Records from a dataset
###

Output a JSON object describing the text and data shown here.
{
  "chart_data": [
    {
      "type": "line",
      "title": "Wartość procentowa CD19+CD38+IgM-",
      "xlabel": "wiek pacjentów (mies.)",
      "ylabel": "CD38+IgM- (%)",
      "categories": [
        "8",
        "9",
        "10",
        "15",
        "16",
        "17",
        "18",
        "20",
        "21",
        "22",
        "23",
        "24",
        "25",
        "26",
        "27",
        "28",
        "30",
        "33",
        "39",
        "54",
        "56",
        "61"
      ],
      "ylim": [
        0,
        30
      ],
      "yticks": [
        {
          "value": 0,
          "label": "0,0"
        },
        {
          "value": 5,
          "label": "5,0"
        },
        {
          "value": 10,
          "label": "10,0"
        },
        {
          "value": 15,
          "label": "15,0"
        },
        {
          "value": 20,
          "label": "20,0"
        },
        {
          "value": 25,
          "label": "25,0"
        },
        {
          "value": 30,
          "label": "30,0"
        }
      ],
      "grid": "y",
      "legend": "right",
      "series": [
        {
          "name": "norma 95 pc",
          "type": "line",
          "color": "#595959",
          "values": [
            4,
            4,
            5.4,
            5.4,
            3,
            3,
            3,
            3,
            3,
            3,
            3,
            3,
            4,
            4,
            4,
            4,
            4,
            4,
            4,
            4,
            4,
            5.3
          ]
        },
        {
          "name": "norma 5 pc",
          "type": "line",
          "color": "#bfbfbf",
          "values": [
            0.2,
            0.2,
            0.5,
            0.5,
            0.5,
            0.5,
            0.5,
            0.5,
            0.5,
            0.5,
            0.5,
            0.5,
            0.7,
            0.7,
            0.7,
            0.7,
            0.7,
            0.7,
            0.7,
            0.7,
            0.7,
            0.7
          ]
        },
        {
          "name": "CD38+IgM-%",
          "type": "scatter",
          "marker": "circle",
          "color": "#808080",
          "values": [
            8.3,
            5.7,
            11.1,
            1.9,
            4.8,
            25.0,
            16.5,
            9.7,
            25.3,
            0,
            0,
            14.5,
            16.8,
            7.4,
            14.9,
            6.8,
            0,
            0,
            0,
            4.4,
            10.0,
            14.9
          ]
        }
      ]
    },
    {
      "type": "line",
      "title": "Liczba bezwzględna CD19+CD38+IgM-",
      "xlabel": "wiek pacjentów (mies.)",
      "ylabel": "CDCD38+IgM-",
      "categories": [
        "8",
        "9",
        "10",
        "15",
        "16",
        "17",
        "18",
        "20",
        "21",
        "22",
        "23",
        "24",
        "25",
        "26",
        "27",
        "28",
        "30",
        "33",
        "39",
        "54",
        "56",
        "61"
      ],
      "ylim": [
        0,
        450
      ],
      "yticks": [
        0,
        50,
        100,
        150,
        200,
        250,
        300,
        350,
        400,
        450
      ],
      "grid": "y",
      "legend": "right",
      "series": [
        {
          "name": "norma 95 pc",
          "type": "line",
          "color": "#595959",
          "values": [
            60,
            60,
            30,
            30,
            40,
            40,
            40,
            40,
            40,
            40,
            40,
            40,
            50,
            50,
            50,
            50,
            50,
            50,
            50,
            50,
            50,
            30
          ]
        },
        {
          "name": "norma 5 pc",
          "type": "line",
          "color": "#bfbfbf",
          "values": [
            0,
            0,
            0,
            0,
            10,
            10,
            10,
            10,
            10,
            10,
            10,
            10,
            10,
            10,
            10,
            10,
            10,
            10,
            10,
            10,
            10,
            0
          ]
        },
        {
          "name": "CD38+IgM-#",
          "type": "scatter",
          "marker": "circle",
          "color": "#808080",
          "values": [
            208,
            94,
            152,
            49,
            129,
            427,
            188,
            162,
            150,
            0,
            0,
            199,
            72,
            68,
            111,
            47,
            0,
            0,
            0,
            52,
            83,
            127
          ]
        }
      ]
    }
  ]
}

###

- _Task_: In this exercise, repeat all entries exactly.

- _Solution for this exercise_:
Output a JSON object describing the text and data shown here.
{
  "chart_data": [
    {
      "type": "line",
      "title": "Wartość procentowa CD19+CD38+IgM-",
      "xlabel": "wiek pacjentów (mies.)",
      "ylabel": "CD38+IgM- (%)",
      "categories": [
        "8",
        "9",
        "10",
        "15",
        "16",
        "17",
        "18",
        "20",
        "21",
        "22",
        "23",
        "24",
        "25",
        "26",
        "27",
        "28",
        "30",
        "33",
        "39",
        "54",
        "56",
        "61"
      ],
      "ylim": [
        0,
        30
      ],
      "yticks": [
        {
          "value": 0,
          "label": "0,0"
        },
        {
          "value": 5,
          "label": "5,0"
        },
        {
          "value": 10,
          "label": "10,0"
        },
        {
          "value": 15,
          "label": "15,0"
        },
        {
          "value": 20,
          "label": "20,0"
        },
        {
          "value": 25,
          "label": "25,0"
        },
        {
          "value": 30,
          "label": "30,0"
        }
      ],
      "grid": "y",
      "legend": "right",
      "series": [
        {
          "name": "norma 95 pc",
          "type": "line",
          "color": "#595959",
          "values": [
            4,
            4,
            5.4,
            5.4,
            3,
            3,
            3,
            3,
            3,
            3,
            3,
            3,
            4,
            4,
            4,
            4,
            4,
            4,
            4,
            4,
            4,
            5.3
          ]
        },
        {
          "name": "norma 5 pc",
          "type": "line",
          "color": "#bfbfbf",
          "values": [
            0.2,
            0.2,
            0.5,
            0.5,
            0.5,
            0.5,
            0.5,
            0.5,
            0.5,
            0.5,
            0.5,
            0.5,
            0.7,
            0.7,
            0.7,
            0.7,
            0.7,
            0.7,
            0.7,
            0.7,
            0.7,
            0.7
          ]
        },
        {
          "name": "CD38+IgM-%",
          "type": "scatter",
          "marker": "circle",
          "color": "#808080",
          "values": [
            8.3,
            5.7,
            11.1,
            1.9,
            4.8,
            25.0,
            16.5,
            9.7,
            25.3,
            0,
            0,
            14.5,
            16.8,
            7.4,
            14.9,
            6.8,
            0,
            0,
            0,
            4.4,
            10.0,
            14.9
          ]
        }
      ]
    },
    {
      "type": "line",
      "title": "Liczba bezwzględna CD19+CD38+IgM-",
      "xlabel": "wiek pacjentów (mies.)",
      "ylabel": "CDCD38+IgM-",
      "categories": [
        "8",
        "9",
        "10",
        "15",
        "16",
        "17",
        "18",
        "20",
        "21",
        "22",
        "23",
        "24",
        "25",
        "26",
        "27",
        "28",
        "30",
        "33",
        "39",
        "54",
        "56",
        "61"
      ],
      "ylim": [
        0,
        450
      ],
      "yticks": [
        0,
        50,
        100,
        150,
        200,
        250,
        300,
        350,
        400,
        450
      ],
      "grid": "y",
      "legend": "right",
      "series": [
        {
          "name": "norma 95 pc",
          "type": "line",
          "color": "#595959",
          "values": [
            60,
            60,
            30,
            30,
            40,
            40,
            40,
            40,
            40,
            40,
            40,
            40,
            50,
            50,
            50,
            50,
            50,
            50,
            50,
            50,
            50,
            30
          ]
        },
        {
          "name": "norma 5 pc",
          "type": "line",
          "color": "#bfbfbf",
          "values": [
            0,
            0,
            0,
            0,
            10,
            10,
            10,
            10,
            10,
            10,
            10,
            10,
            10,
            10,
            10,
            10,
            10,
            10,
            10,
            10,
            10,
            0
          ]
        },
        {
          "name": "CD38+IgM-#",
          "type": "scatter",
          "marker": "circle",
          "color": "#808080",
          "values": [
            208,
            94,
            152,
            49,
            129,
            427,
            188,
            162,
            150,
            0,
            0,
            199,
            72,
            68,
            111,
            47,
            0,
            0,
            0,
            52,
            83,
            127
          ]
        }
      ]
    }
  ]
}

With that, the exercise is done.